--- START ---

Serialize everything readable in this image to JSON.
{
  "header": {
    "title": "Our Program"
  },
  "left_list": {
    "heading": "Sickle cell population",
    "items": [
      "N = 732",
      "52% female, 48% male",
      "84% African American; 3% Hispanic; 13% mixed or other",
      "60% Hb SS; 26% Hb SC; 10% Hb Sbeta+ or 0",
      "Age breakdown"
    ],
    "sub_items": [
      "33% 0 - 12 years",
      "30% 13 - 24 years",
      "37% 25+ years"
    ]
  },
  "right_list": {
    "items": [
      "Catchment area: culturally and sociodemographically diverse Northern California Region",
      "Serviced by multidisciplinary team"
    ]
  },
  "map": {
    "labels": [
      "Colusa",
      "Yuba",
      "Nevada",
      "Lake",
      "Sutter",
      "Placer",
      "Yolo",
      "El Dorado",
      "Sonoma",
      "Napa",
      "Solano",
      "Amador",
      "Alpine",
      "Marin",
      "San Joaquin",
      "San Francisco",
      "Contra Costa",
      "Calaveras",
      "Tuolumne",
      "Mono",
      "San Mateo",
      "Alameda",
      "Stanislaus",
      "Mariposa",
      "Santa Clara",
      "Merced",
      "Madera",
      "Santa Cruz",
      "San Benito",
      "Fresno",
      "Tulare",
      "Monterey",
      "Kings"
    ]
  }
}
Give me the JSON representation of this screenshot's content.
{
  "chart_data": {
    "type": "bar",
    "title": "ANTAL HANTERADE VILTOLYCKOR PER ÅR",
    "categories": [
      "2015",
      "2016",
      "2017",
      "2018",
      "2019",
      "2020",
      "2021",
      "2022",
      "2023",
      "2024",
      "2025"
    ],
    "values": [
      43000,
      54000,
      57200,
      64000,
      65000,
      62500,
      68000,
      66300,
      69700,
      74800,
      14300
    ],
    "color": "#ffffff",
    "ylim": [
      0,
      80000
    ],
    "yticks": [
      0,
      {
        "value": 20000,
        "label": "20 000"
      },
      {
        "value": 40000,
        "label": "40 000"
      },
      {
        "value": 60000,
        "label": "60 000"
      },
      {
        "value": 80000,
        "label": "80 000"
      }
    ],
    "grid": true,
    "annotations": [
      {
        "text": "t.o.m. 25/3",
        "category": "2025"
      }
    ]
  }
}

--- END ---

#### Goal
Gather each line holding the string "title".

#### Worked answer
    "title": "Our Program"
    "title": "ANTAL HANTERADE VILTOLYCKOR PER ÅR",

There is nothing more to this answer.